(Stored items)
[Begin]

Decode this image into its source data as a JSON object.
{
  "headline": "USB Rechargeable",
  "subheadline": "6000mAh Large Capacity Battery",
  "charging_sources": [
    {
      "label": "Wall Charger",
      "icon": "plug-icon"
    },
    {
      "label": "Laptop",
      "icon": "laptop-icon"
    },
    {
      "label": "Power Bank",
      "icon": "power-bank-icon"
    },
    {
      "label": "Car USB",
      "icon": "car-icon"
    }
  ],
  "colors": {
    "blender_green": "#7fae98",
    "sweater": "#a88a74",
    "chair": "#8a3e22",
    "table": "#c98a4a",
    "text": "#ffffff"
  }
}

[End]

Problem requirements: Give the material above again, word for word.

Exercise result:
Decode this image into its source data as a JSON object.
{
  "headline": "USB Rechargeable",
  "subheadline": "6000mAh Large Capacity Battery",
  "charging_sources": [
    {
      "label": "Wall Charger",
      "icon": "plug-icon"
    },
    {
      "label": "Laptop",
      "icon": "laptop-icon"
    },
    {
      "label": "Power Bank",
      "icon": "power-bank-icon"
    },
    {
      "label": "Car USB",
      "icon": "car-icon"
    }
  ],
  "colors": {
    "blender_green": "#7fae98",
    "sweater": "#a88a74",
    "chair": "#8a3e22",
    "table": "#c98a4a",
    "text": "#ffffff"
  }
}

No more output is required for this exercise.